--- START OF Recorded information ---

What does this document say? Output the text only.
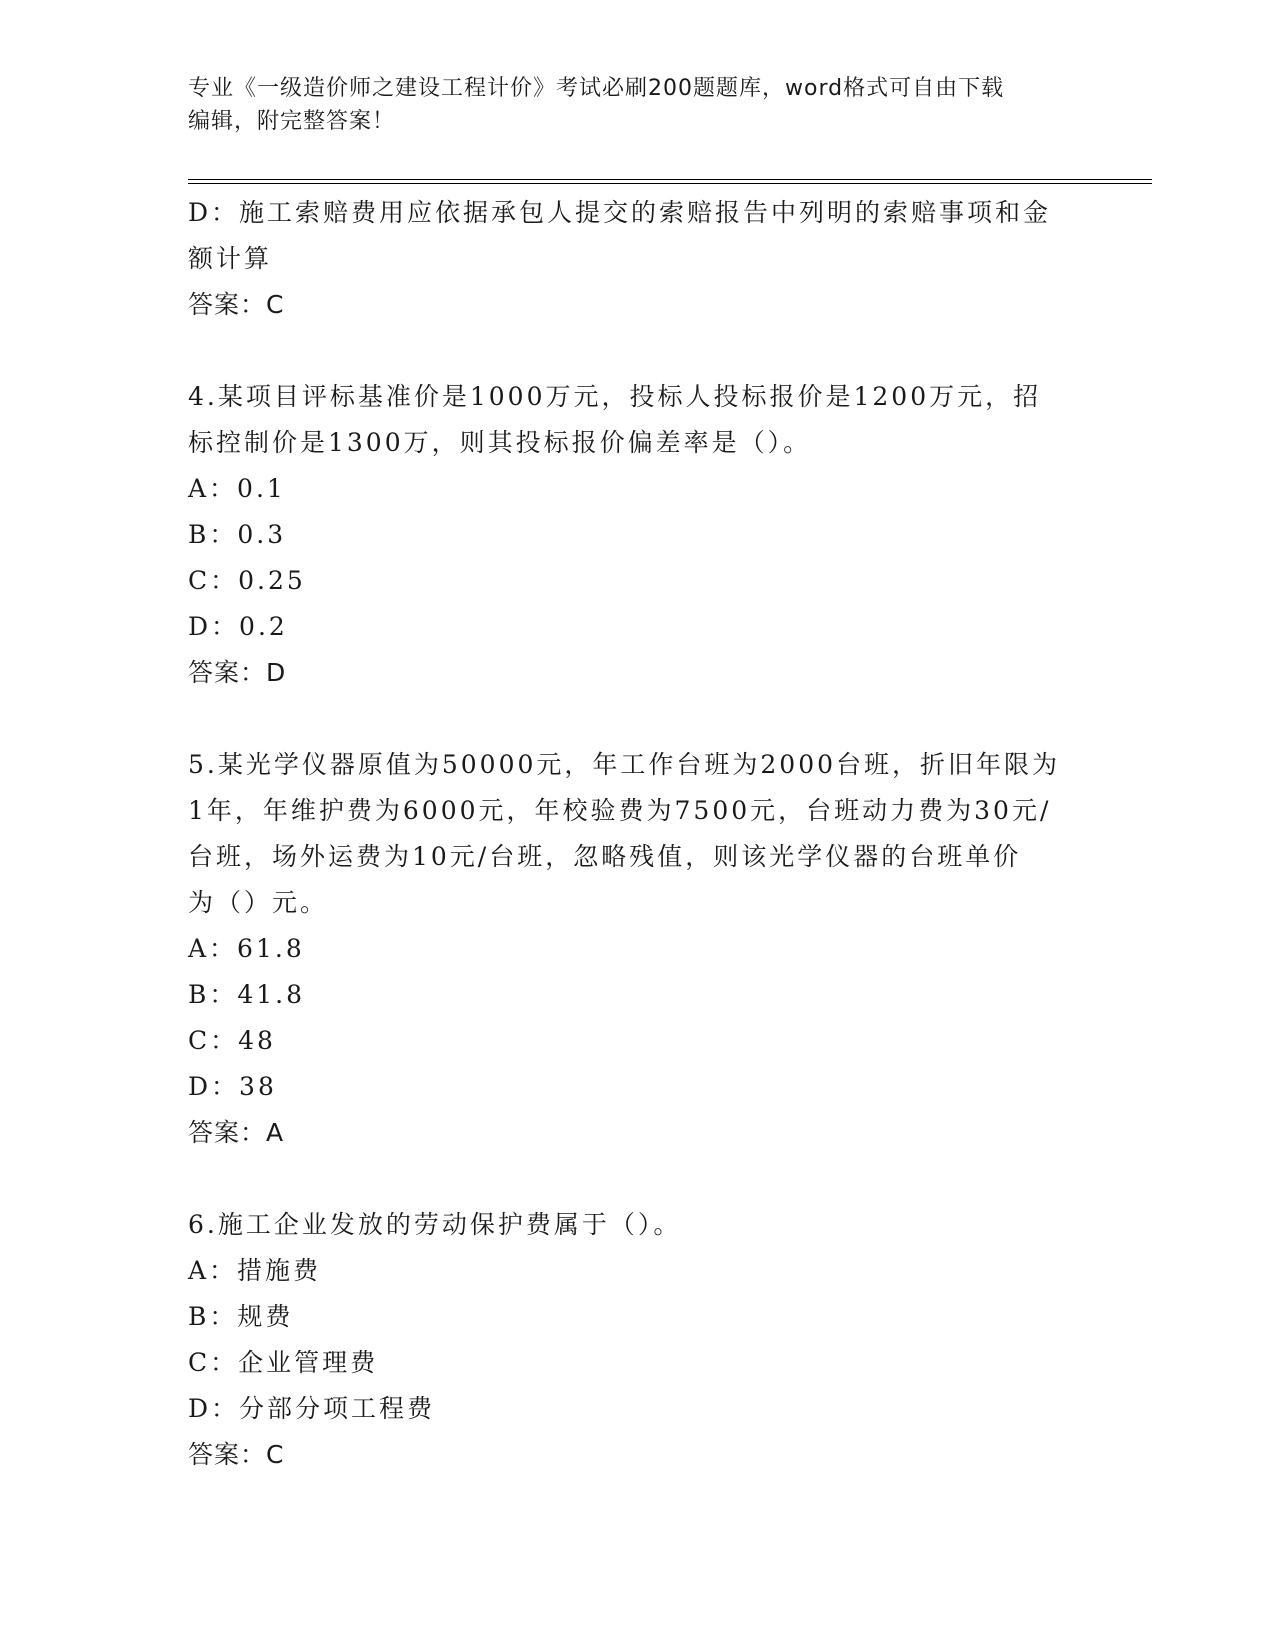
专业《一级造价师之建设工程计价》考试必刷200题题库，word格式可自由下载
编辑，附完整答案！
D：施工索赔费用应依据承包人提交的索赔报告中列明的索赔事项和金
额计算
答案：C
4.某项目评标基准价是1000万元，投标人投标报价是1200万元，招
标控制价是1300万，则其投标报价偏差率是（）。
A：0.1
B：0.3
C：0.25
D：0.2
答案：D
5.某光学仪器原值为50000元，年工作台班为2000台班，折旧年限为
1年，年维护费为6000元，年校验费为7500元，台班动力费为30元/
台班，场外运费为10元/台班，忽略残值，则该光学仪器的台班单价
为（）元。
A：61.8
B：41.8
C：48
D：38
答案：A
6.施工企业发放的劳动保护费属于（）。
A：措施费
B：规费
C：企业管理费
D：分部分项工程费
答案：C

--- END OF Recorded information ---

▶ _Work required_: Without the pictures, retype the whole of the material above exactly.

▶ _Response to the exercise_:
What does this document say? Output the text only.
专业《一级造价师之建设工程计价》考试必刷200题题库，word格式可自由下载
编辑，附完整答案！
D：施工索赔费用应依据承包人提交的索赔报告中列明的索赔事项和金
额计算
答案：C
4.某项目评标基准价是1000万元，投标人投标报价是1200万元，招
标控制价是1300万，则其投标报价偏差率是（）。
A：0.1
B：0.3
C：0.25
D：0.2
答案：D
5.某光学仪器原值为50000元，年工作台班为2000台班，折旧年限为
1年，年维护费为6000元，年校验费为7500元，台班动力费为30元/
台班，场外运费为10元/台班，忽略残值，则该光学仪器的台班单价
为（）元。
A：61.8
B：41.8
C：48
D：38
答案：A
6.施工企业发放的劳动保护费属于（）。
A：措施费
B：规费
C：企业管理费
D：分部分项工程费
答案：C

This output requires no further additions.